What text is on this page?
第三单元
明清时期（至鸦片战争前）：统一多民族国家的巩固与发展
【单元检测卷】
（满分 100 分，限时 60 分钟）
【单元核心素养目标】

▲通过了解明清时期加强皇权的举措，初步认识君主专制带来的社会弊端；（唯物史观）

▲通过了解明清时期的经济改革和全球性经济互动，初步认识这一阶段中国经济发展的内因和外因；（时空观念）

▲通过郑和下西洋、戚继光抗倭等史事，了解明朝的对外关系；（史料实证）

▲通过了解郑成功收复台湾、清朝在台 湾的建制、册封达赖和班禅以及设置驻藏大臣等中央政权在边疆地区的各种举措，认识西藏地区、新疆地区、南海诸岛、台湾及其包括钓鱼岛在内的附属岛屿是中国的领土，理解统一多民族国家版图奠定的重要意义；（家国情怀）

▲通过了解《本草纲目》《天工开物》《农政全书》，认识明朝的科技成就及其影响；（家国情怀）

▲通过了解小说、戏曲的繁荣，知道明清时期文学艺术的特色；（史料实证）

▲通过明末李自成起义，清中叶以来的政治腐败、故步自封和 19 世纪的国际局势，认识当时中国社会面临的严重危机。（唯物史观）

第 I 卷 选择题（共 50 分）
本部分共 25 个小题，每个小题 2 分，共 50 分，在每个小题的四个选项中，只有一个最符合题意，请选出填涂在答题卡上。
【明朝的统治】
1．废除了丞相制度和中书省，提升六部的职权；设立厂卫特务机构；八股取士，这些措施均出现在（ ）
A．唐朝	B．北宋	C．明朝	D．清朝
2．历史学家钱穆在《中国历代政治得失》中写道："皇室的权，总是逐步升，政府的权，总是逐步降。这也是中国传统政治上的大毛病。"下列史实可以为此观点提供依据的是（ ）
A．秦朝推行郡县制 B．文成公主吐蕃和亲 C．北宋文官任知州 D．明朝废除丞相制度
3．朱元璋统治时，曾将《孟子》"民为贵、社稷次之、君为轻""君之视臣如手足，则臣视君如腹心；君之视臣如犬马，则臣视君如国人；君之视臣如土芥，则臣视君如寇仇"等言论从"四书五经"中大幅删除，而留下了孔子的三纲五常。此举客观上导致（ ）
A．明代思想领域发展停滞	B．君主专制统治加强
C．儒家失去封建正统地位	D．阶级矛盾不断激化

Problem to solve — Lines of the material that contain the word "唯物史观" are to be gathered.

Exercise response —
▲通过了解明清时期加强皇权的举措，初步认识君主专制带来的社会弊端；（唯物史观）
▲通过明末李自成起义，清中叶以来的政治腐败、故步自封和 19 世纪的国际局势，认识当时中国社会面临的严重危机。（唯物史观）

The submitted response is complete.